• [EXERCISE DETAILS]: Repeat the records below exactly, leaving out every picture.

"""

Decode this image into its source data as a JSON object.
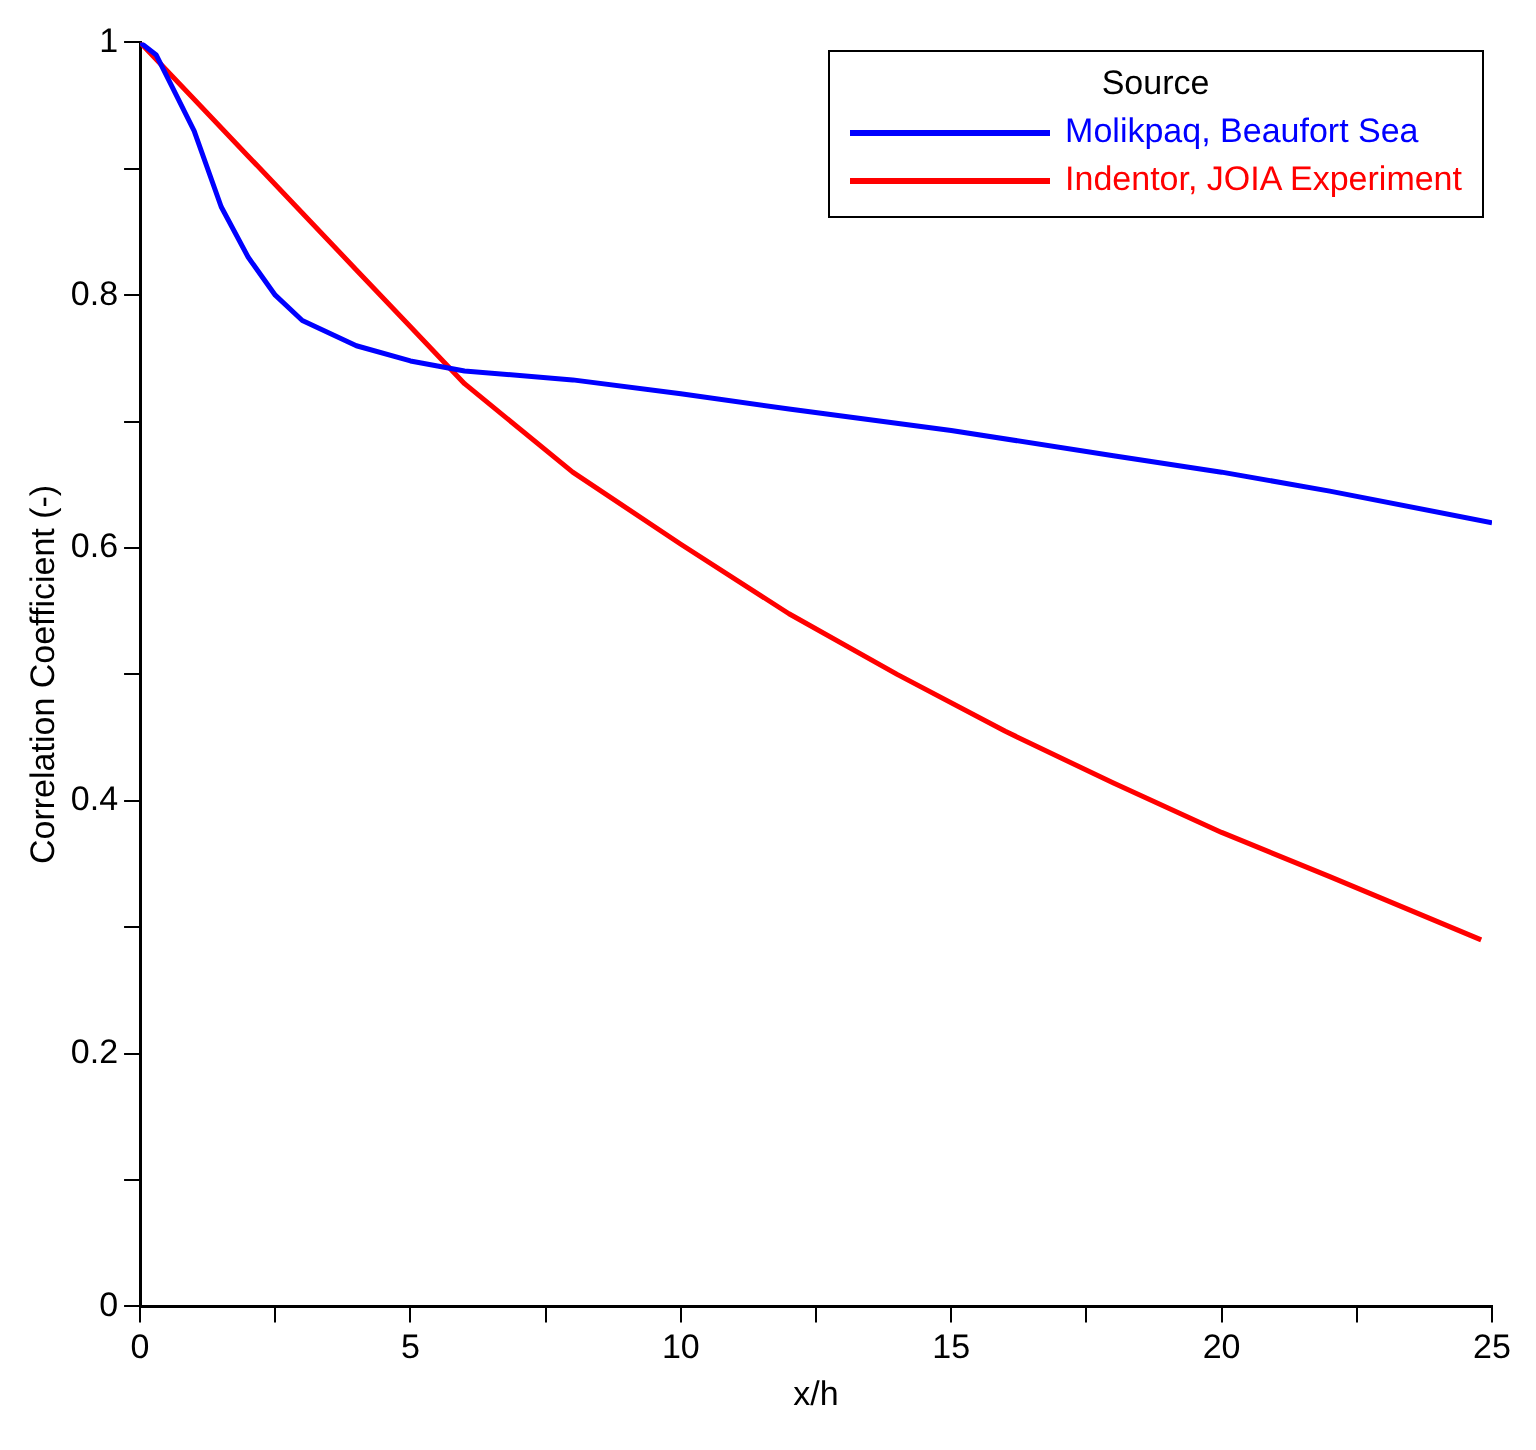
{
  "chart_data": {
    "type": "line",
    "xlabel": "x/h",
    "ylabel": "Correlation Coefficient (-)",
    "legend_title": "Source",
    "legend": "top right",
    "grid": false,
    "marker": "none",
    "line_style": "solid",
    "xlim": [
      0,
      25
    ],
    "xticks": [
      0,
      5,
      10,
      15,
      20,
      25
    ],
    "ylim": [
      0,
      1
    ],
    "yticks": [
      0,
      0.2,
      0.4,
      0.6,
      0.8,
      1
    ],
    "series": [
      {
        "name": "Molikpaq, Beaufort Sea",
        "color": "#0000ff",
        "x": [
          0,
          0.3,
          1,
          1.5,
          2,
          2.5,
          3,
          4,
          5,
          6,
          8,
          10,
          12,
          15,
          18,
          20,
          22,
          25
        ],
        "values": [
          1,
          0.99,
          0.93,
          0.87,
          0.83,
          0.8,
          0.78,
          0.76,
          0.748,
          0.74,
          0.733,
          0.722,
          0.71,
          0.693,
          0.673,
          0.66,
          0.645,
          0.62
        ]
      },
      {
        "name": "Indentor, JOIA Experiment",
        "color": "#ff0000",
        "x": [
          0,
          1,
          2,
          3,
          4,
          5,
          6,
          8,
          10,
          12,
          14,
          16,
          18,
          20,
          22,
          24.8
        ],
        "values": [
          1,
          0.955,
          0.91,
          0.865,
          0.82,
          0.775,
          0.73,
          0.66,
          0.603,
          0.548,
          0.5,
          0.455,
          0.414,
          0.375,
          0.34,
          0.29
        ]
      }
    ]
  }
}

"""

• [SOLUTION TO THIS EXERCISE]:
Decode this image into its source data as a JSON object.
{
  "chart_data": {
    "type": "line",
    "xlabel": "x/h",
    "ylabel": "Correlation Coefficient (-)",
    "legend_title": "Source",
    "legend": "top right",
    "grid": false,
    "marker": "none",
    "line_style": "solid",
    "xlim": [
      0,
      25
    ],
    "xticks": [
      0,
      5,
      10,
      15,
      20,
      25
    ],
    "ylim": [
      0,
      1
    ],
    "yticks": [
      0,
      0.2,
      0.4,
      0.6,
      0.8,
      1
    ],
    "series": [
      {
        "name": "Molikpaq, Beaufort Sea",
        "color": "#0000ff",
        "x": [
          0,
          0.3,
          1,
          1.5,
          2,
          2.5,
          3,
          4,
          5,
          6,
          8,
          10,
          12,
          15,
          18,
          20,
          22,
          25
        ],
        "values": [
          1,
          0.99,
          0.93,
          0.87,
          0.83,
          0.8,
          0.78,
          0.76,
          0.748,
          0.74,
          0.733,
          0.722,
          0.71,
          0.693,
          0.673,
          0.66,
          0.645,
          0.62
        ]
      },
      {
        "name": "Indentor, JOIA Experiment",
        "color": "#ff0000",
        "x": [
          0,
          1,
          2,
          3,
          4,
          5,
          6,
          8,
          10,
          12,
          14,
          16,
          18,
          20,
          22,
          24.8
        ],
        "values": [
          1,
          0.955,
          0.91,
          0.865,
          0.82,
          0.775,
          0.73,
          0.66,
          0.603,
          0.548,
          0.5,
          0.455,
          0.414,
          0.375,
          0.34,
          0.29
        ]
      }
    ]
  }
}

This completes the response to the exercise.